====== Listed records
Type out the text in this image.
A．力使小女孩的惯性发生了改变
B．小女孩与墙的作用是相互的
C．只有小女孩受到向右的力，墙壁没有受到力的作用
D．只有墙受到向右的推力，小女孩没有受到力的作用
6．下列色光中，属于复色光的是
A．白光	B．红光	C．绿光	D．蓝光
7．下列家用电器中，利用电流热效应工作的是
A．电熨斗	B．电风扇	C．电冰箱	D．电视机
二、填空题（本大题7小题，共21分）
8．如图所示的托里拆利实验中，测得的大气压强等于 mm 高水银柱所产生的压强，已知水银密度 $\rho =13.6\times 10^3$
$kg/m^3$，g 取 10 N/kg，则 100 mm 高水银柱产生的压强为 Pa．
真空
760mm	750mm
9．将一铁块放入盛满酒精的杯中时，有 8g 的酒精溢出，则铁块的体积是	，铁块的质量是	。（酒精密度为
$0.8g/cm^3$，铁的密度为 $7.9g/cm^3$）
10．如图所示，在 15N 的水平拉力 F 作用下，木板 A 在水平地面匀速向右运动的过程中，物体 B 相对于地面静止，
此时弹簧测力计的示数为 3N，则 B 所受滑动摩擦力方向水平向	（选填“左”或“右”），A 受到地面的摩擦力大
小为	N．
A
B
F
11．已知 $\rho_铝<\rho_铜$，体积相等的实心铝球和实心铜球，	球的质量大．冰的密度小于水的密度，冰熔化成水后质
============
Output the listing above word for word.

◆ Task result ◆
Type out the text in this image.
A．力使小女孩的惯性发生了改变
B．小女孩与墙的作用是相互的
C．只有小女孩受到向右的力，墙壁没有受到力的作用
D．只有墙受到向右的推力，小女孩没有受到力的作用
6．下列色光中，属于复色光的是
A．白光	B．红光	C．绿光	D．蓝光
7．下列家用电器中，利用电流热效应工作的是
A．电熨斗	B．电风扇	C．电冰箱	D．电视机
二、填空题（本大题7小题，共21分）
8．如图所示的托里拆利实验中，测得的大气压强等于 mm 高水银柱所产生的压强，已知水银密度 $\rho =13.6\times 10^3$
$kg/m^3$，g 取 10 N/kg，则 100 mm 高水银柱产生的压强为 Pa．
真空
760mm	750mm
9．将一铁块放入盛满酒精的杯中时，有 8g 的酒精溢出，则铁块的体积是	，铁块的质量是	。（酒精密度为
$0.8g/cm^3$，铁的密度为 $7.9g/cm^3$）
10．如图所示，在 15N 的水平拉力 F 作用下，木板 A 在水平地面匀速向右运动的过程中，物体 B 相对于地面静止，
此时弹簧测力计的示数为 3N，则 B 所受滑动摩擦力方向水平向	（选填“左”或“右”），A 受到地面的摩擦力大
小为	N．
A
B
F
11．已知 $\rho_铝<\rho_铜$，体积相等的实心铝球和实心铜球，	球的质量大．冰的密度小于水的密度，冰熔化成水后质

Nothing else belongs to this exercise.